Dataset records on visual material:
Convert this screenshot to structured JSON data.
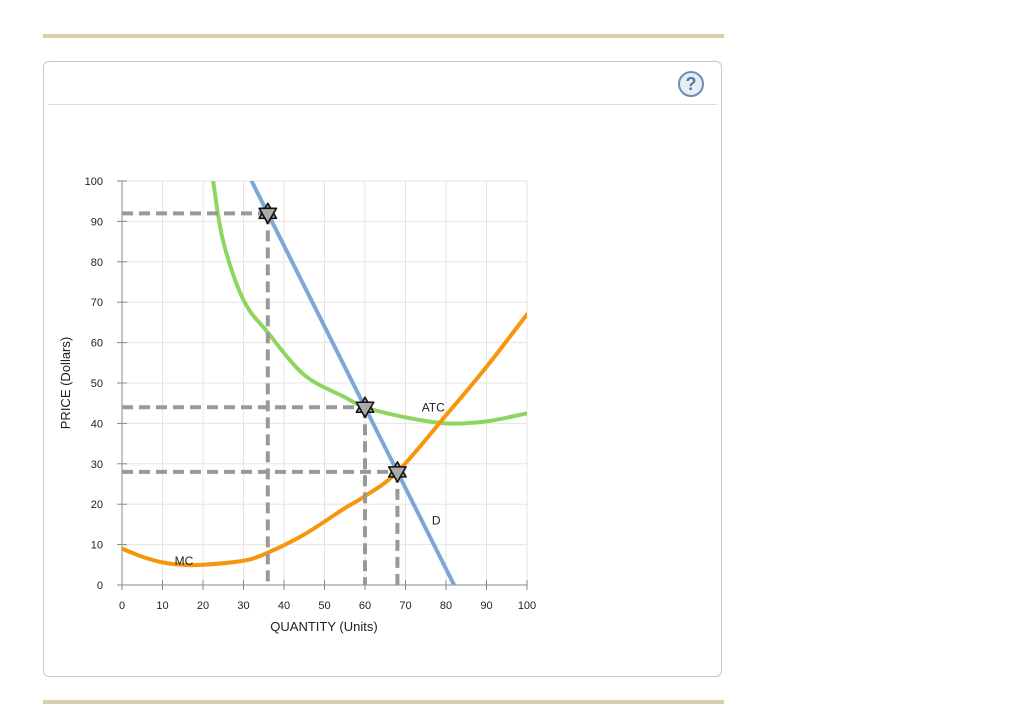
{
  "help_label": "?",
  "chart_data": {
    "type": "line",
    "xlabel": "QUANTITY (Units)",
    "ylabel": "PRICE (Dollars)",
    "xlim": [
      0,
      100
    ],
    "ylim": [
      0,
      100
    ],
    "x_ticks": [
      0,
      10,
      20,
      30,
      40,
      50,
      60,
      70,
      80,
      90,
      100
    ],
    "y_ticks": [
      0,
      10,
      20,
      30,
      40,
      50,
      60,
      70,
      80,
      90,
      100
    ],
    "grid": true,
    "colors": {
      "D": "#7da7d4",
      "ATC": "#8dd65f",
      "MC": "#f7960a",
      "guide": "#999999",
      "grid": "#e5e5e5"
    },
    "series": [
      {
        "name": "D",
        "points": [
          [
            32,
            100
          ],
          [
            82,
            0
          ]
        ]
      },
      {
        "name": "ATC",
        "points": [
          [
            22.5,
            100
          ],
          [
            25,
            85
          ],
          [
            30,
            70.5
          ],
          [
            36,
            62.5
          ],
          [
            45,
            52
          ],
          [
            55,
            46.5
          ],
          [
            60,
            44
          ],
          [
            70,
            41.5
          ],
          [
            80,
            40
          ],
          [
            90,
            40.5
          ],
          [
            100,
            42.5
          ]
        ]
      },
      {
        "name": "MC",
        "points": [
          [
            0,
            9
          ],
          [
            5,
            7
          ],
          [
            10,
            5.6
          ],
          [
            15,
            5
          ],
          [
            20,
            5
          ],
          [
            30,
            6
          ],
          [
            36,
            8
          ],
          [
            45,
            12.5
          ],
          [
            55,
            19
          ],
          [
            60,
            22
          ],
          [
            68,
            28
          ],
          [
            80,
            42
          ],
          [
            90,
            54
          ],
          [
            100,
            67
          ]
        ]
      }
    ],
    "series_labels": [
      {
        "name": "ATC",
        "x": 74,
        "y": 43
      },
      {
        "name": "D",
        "x": 76.5,
        "y": 15
      },
      {
        "name": "MC",
        "x": 13,
        "y": 5
      }
    ],
    "markers": [
      {
        "x": 36,
        "y": 92
      },
      {
        "x": 60,
        "y": 44
      },
      {
        "x": 68,
        "y": 28
      }
    ]
  }
}
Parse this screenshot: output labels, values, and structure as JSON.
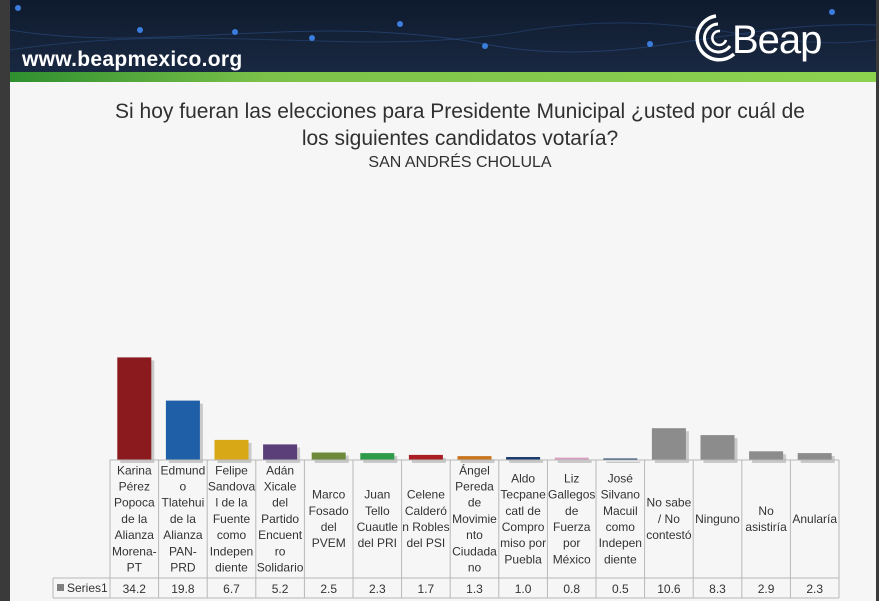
{
  "header": {
    "url": "www.beapmexico.org",
    "logo_text": "Beap",
    "logo_icon": "beap-wave-icon"
  },
  "chart_data": {
    "type": "bar",
    "title": "Si hoy fueran las elecciones para Presidente Municipal ¿usted por cuál de los siguientes candidatos votaría?",
    "subtitle": "SAN ANDRÉS CHOLULA",
    "categories": [
      [
        "Karina",
        "Pérez",
        "Popoca",
        "de la",
        "Alianza",
        "Morena-",
        "PT"
      ],
      [
        "Edmund",
        "o",
        "Tlatehui",
        "de la",
        "Alianza",
        "PAN-",
        "PRD"
      ],
      [
        "Felipe",
        "Sandova",
        "l de la",
        "Fuente",
        "como",
        "Indepen",
        "diente"
      ],
      [
        "Adán",
        "Xicale",
        "del",
        "Partido",
        "Encuent",
        "ro",
        "Solidario"
      ],
      [
        "Marco",
        "Fosado",
        "del",
        "PVEM"
      ],
      [
        "Juan",
        "Tello",
        "Cuautle",
        "del PRI"
      ],
      [
        "Celene",
        "Calderó",
        "n Robles",
        "del PSI"
      ],
      [
        "Ángel",
        "Pereda",
        "de",
        "Movimie",
        "nto",
        "Ciudada",
        "no"
      ],
      [
        "Aldo",
        "Tecpane",
        "catl de",
        "Compro",
        "miso por",
        "Puebla"
      ],
      [
        "Liz",
        "Gallegos",
        "de",
        "Fuerza",
        "por",
        "México"
      ],
      [
        "José",
        "Silvano",
        "Macuil",
        "como",
        "Indepen",
        "diente"
      ],
      [
        "No sabe",
        "/ No",
        "contestó"
      ],
      [
        "Ninguno"
      ],
      [
        "No",
        "asistiría"
      ],
      [
        "Anularía"
      ]
    ],
    "series": [
      {
        "name": "Series1",
        "values": [
          34.2,
          19.8,
          6.7,
          5.2,
          2.5,
          2.3,
          1.7,
          1.3,
          1.0,
          0.8,
          0.5,
          10.6,
          8.3,
          2.9,
          2.3
        ],
        "labels": [
          "34.2",
          "19.8",
          "6.7",
          "5.2",
          "2.5",
          "2.3",
          "1.7",
          "1.3",
          "1.0",
          "0.8",
          "0.5",
          "10.6",
          "8.3",
          "2.9",
          "2.3"
        ]
      }
    ],
    "colors": [
      "#8b1a1f",
      "#1f5fa8",
      "#d8a817",
      "#5a3f78",
      "#6d8a3a",
      "#2e9a4a",
      "#a81e22",
      "#c9751f",
      "#1d3d6e",
      "#d9a0c4",
      "#1f3c6b",
      "#8c8c8c",
      "#8c8c8c",
      "#8c8c8c",
      "#8c8c8c"
    ],
    "ylim": [
      0,
      40
    ],
    "xlabel": "",
    "ylabel": "",
    "grid": false,
    "legend": "table"
  }
}
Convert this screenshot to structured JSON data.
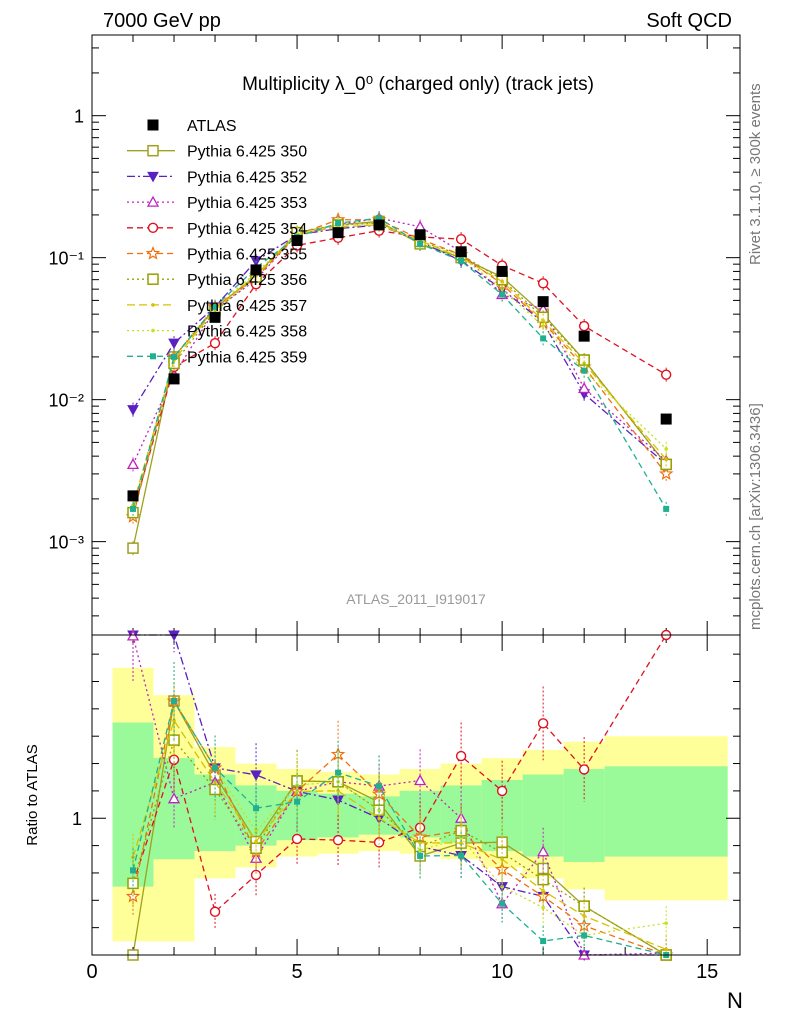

* Directions for this task *
Transcribe the listing in full and omit the pictures.

* Written answer *
Convert this screenshot to structured JSON data.
{
  "help_label": "?",
  "chart_data": {
    "type": "line",
    "xlabel": "QUANTITY (Units)",
    "ylabel": "PRICE (Dollars)",
    "xlim": [
      0,
      100
    ],
    "ylim": [
      0,
      100
    ],
    "x_ticks": [
      0,
      10,
      20,
      30,
      40,
      50,
      60,
      70,
      80,
      90,
      100
    ],
    "y_ticks": [
      0,
      10,
      20,
      30,
      40,
      50,
      60,
      70,
      80,
      90,
      100
    ],
    "grid": true,
    "colors": {
      "D": "#7da7d4",
      "ATC": "#8dd65f",
      "MC": "#f7960a",
      "guide": "#999999",
      "grid": "#e5e5e5"
    },
    "series": [
      {
        "name": "D",
        "points": [
          [
            32,
            100
          ],
          [
            82,
            0
          ]
        ]
      },
      {
        "name": "ATC",
        "points": [
          [
            22.5,
            100
          ],
          [
            25,
            85
          ],
          [
            30,
            70.5
          ],
          [
            36,
            62.5
          ],
          [
            45,
            52
          ],
          [
            55,
            46.5
          ],
          [
            60,
            44
          ],
          [
            70,
            41.5
          ],
          [
            80,
            40
          ],
          [
            90,
            40.5
          ],
          [
            100,
            42.5
          ]
        ]
      },
      {
        "name": "MC",
        "points": [
          [
            0,
            9
          ],
          [
            5,
            7
          ],
          [
            10,
            5.6
          ],
          [
            15,
            5
          ],
          [
            20,
            5
          ],
          [
            30,
            6
          ],
          [
            36,
            8
          ],
          [
            45,
            12.5
          ],
          [
            55,
            19
          ],
          [
            60,
            22
          ],
          [
            68,
            28
          ],
          [
            80,
            42
          ],
          [
            90,
            54
          ],
          [
            100,
            67
          ]
        ]
      }
    ],
    "series_labels": [
      {
        "name": "ATC",
        "x": 74,
        "y": 43
      },
      {
        "name": "D",
        "x": 76.5,
        "y": 15
      },
      {
        "name": "MC",
        "x": 13,
        "y": 5
      }
    ],
    "markers": [
      {
        "x": 36,
        "y": 92
      },
      {
        "x": 60,
        "y": 44
      },
      {
        "x": 68,
        "y": 28
      }
    ]
  }
}
Parse this screenshot: output labels, values, and structure as JSON.
{
  "header": {
    "url": "www.beapmexico.org",
    "logo_text": "Beap",
    "logo_icon": "beap-wave-icon"
  },
  "chart_data": {
    "type": "bar",
    "title": "Si hoy fueran las elecciones para Presidente Municipal ¿usted por cuál de los siguientes candidatos votaría?",
    "subtitle": "SAN ANDRÉS CHOLULA",
    "categories": [
      [
        "Karina",
        "Pérez",
        "Popoca",
        "de la",
        "Alianza",
        "Morena-",
        "PT"
      ],
      [
        "Edmund",
        "o",
        "Tlatehui",
        "de la",
        "Alianza",
        "PAN-",
        "PRD"
      ],
      [
        "Felipe",
        "Sandova",
        "l de la",
        "Fuente",
        "como",
        "Indepen",
        "diente"
      ],
      [
        "Adán",
        "Xicale",
        "del",
        "Partido",
        "Encuent",
        "ro",
        "Solidario"
      ],
      [
        "Marco",
        "Fosado",
        "del",
        "PVEM"
      ],
      [
        "Juan",
        "Tello",
        "Cuautle",
        "del PRI"
      ],
      [
        "Celene",
        "Calderó",
        "n Robles",
        "del PSI"
      ],
      [
        "Ángel",
        "Pereda",
        "de",
        "Movimie",
        "nto",
        "Ciudada",
        "no"
      ],
      [
        "Aldo",
        "Tecpane",
        "catl de",
        "Compro",
        "miso por",
        "Puebla"
      ],
      [
        "Liz",
        "Gallegos",
        "de",
        "Fuerza",
        "por",
        "México"
      ],
      [
        "José",
        "Silvano",
        "Macuil",
        "como",
        "Indepen",
        "diente"
      ],
      [
        "No sabe",
        "/ No",
        "contestó"
      ],
      [
        "Ninguno"
      ],
      [
        "No",
        "asistiría"
      ],
      [
        "Anularía"
      ]
    ],
    "series": [
      {
        "name": "Series1",
        "values": [
          34.2,
          19.8,
          6.7,
          5.2,
          2.5,
          2.3,
          1.7,
          1.3,
          1.0,
          0.8,
          0.5,
          10.6,
          8.3,
          2.9,
          2.3
        ],
        "labels": [
          "34.2",
          "19.8",
          "6.7",
          "5.2",
          "2.5",
          "2.3",
          "1.7",
          "1.3",
          "1.0",
          "0.8",
          "0.5",
          "10.6",
          "8.3",
          "2.9",
          "2.3"
        ]
      }
    ],
    "colors": [
      "#8b1a1f",
      "#1f5fa8",
      "#d8a817",
      "#5a3f78",
      "#6d8a3a",
      "#2e9a4a",
      "#a81e22",
      "#c9751f",
      "#1d3d6e",
      "#d9a0c4",
      "#1f3c6b",
      "#8c8c8c",
      "#8c8c8c",
      "#8c8c8c",
      "#8c8c8c"
    ],
    "ylim": [
      0,
      40
    ],
    "xlabel": "",
    "ylabel": "",
    "grid": false,
    "legend": "table"
  }
}
Convert this screenshot to structured JSON data.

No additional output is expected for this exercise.